Copy every entry exactly.

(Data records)
::::

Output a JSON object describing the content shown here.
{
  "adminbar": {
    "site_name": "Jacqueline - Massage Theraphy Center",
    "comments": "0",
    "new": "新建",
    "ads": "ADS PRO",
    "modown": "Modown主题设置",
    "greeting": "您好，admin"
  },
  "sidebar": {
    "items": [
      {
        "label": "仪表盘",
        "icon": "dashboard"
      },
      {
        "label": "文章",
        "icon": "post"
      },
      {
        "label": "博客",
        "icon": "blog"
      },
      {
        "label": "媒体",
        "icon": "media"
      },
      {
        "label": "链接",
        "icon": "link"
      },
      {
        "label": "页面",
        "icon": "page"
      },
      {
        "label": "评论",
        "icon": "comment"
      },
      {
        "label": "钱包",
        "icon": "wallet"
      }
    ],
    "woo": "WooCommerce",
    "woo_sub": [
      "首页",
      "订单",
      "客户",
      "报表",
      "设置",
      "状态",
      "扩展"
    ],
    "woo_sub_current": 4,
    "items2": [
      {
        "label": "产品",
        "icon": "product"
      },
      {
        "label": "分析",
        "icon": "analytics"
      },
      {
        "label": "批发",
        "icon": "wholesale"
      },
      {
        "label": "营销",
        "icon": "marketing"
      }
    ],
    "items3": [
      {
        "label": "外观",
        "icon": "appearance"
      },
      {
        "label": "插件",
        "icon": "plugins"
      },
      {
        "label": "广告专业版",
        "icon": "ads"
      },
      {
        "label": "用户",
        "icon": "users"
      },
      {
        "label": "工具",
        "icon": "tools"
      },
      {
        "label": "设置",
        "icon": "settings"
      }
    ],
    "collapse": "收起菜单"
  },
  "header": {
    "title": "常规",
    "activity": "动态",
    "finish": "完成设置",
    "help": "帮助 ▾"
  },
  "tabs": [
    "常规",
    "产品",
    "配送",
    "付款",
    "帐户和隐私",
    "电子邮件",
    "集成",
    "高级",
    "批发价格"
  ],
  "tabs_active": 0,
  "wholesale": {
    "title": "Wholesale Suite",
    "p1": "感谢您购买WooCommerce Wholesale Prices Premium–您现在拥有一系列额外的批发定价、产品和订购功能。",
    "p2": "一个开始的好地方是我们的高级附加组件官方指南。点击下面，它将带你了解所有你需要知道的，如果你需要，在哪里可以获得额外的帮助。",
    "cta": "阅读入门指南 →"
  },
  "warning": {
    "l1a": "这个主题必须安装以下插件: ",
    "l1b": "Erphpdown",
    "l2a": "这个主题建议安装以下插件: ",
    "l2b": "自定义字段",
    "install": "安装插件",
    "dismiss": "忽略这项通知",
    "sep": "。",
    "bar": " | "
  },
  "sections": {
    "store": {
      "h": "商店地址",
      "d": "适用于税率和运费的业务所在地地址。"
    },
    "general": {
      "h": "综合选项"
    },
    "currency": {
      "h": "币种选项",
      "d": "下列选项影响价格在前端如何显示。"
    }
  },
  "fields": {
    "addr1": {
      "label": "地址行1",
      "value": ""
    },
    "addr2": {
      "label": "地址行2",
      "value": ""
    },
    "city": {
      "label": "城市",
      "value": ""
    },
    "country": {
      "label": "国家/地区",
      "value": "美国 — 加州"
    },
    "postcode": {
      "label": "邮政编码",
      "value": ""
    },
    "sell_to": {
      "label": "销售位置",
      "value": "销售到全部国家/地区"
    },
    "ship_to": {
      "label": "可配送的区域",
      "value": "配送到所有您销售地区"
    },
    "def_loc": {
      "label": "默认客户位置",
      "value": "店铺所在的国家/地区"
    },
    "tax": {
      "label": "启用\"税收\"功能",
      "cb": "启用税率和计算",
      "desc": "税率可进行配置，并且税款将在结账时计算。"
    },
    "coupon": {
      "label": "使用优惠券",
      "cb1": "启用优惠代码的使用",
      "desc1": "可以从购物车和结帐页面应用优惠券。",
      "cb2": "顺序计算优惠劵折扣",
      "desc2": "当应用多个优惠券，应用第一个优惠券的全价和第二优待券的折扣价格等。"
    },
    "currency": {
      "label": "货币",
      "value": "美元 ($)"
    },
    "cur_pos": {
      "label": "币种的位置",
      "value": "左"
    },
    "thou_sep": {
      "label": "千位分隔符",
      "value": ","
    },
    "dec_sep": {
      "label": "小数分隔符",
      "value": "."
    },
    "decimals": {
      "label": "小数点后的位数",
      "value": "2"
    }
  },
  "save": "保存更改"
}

::::

> **Complete output**:
Output a JSON object describing the content shown here.
{
  "adminbar": {
    "site_name": "Jacqueline - Massage Theraphy Center",
    "comments": "0",
    "new": "新建",
    "ads": "ADS PRO",
    "modown": "Modown主题设置",
    "greeting": "您好，admin"
  },
  "sidebar": {
    "items": [
      {
        "label": "仪表盘",
        "icon": "dashboard"
      },
      {
        "label": "文章",
        "icon": "post"
      },
      {
        "label": "博客",
        "icon": "blog"
      },
      {
        "label": "媒体",
        "icon": "media"
      },
      {
        "label": "链接",
        "icon": "link"
      },
      {
        "label": "页面",
        "icon": "page"
      },
      {
        "label": "评论",
        "icon": "comment"
      },
      {
        "label": "钱包",
        "icon": "wallet"
      }
    ],
    "woo": "WooCommerce",
    "woo_sub": [
      "首页",
      "订单",
      "客户",
      "报表",
      "设置",
      "状态",
      "扩展"
    ],
    "woo_sub_current": 4,
    "items2": [
      {
        "label": "产品",
        "icon": "product"
      },
      {
        "label": "分析",
        "icon": "analytics"
      },
      {
        "label": "批发",
        "icon": "wholesale"
      },
      {
        "label": "营销",
        "icon": "marketing"
      }
    ],
    "items3": [
      {
        "label": "外观",
        "icon": "appearance"
      },
      {
        "label": "插件",
        "icon": "plugins"
      },
      {
        "label": "广告专业版",
        "icon": "ads"
      },
      {
        "label": "用户",
        "icon": "users"
      },
      {
        "label": "工具",
        "icon": "tools"
      },
      {
        "label": "设置",
        "icon": "settings"
      }
    ],
    "collapse": "收起菜单"
  },
  "header": {
    "title": "常规",
    "activity": "动态",
    "finish": "完成设置",
    "help": "帮助 ▾"
  },
  "tabs": [
    "常规",
    "产品",
    "配送",
    "付款",
    "帐户和隐私",
    "电子邮件",
    "集成",
    "高级",
    "批发价格"
  ],
  "tabs_active": 0,
  "wholesale": {
    "title": "Wholesale Suite",
    "p1": "感谢您购买WooCommerce Wholesale Prices Premium–您现在拥有一系列额外的批发定价、产品和订购功能。",
    "p2": "一个开始的好地方是我们的高级附加组件官方指南。点击下面，它将带你了解所有你需要知道的，如果你需要，在哪里可以获得额外的帮助。",
    "cta": "阅读入门指南 →"
  },
  "warning": {
    "l1a": "这个主题必须安装以下插件: ",
    "l1b": "Erphpdown",
    "l2a": "这个主题建议安装以下插件: ",
    "l2b": "自定义字段",
    "install": "安装插件",
    "dismiss": "忽略这项通知",
    "sep": "。",
    "bar": " | "
  },
  "sections": {
    "store": {
      "h": "商店地址",
      "d": "适用于税率和运费的业务所在地地址。"
    },
    "general": {
      "h": "综合选项"
    },
    "currency": {
      "h": "币种选项",
      "d": "下列选项影响价格在前端如何显示。"
    }
  },
  "fields": {
    "addr1": {
      "label": "地址行1",
      "value": ""
    },
    "addr2": {
      "label": "地址行2",
      "value": ""
    },
    "city": {
      "label": "城市",
      "value": ""
    },
    "country": {
      "label": "国家/地区",
      "value": "美国 — 加州"
    },
    "postcode": {
      "label": "邮政编码",
      "value": ""
    },
    "sell_to": {
      "label": "销售位置",
      "value": "销售到全部国家/地区"
    },
    "ship_to": {
      "label": "可配送的区域",
      "value": "配送到所有您销售地区"
    },
    "def_loc": {
      "label": "默认客户位置",
      "value": "店铺所在的国家/地区"
    },
    "tax": {
      "label": "启用\"税收\"功能",
      "cb": "启用税率和计算",
      "desc": "税率可进行配置，并且税款将在结账时计算。"
    },
    "coupon": {
      "label": "使用优惠券",
      "cb1": "启用优惠代码的使用",
      "desc1": "可以从购物车和结帐页面应用优惠券。",
      "cb2": "顺序计算优惠劵折扣",
      "desc2": "当应用多个优惠券，应用第一个优惠券的全价和第二优待券的折扣价格等。"
    },
    "currency": {
      "label": "货币",
      "value": "美元 ($)"
    },
    "cur_pos": {
      "label": "币种的位置",
      "value": "左"
    },
    "thou_sep": {
      "label": "千位分隔符",
      "value": ","
    },
    "dec_sep": {
      "label": "小数分隔符",
      "value": "."
    },
    "decimals": {
      "label": "小数点后的位数",
      "value": "2"
    }
  },
  "save": "保存更改"
}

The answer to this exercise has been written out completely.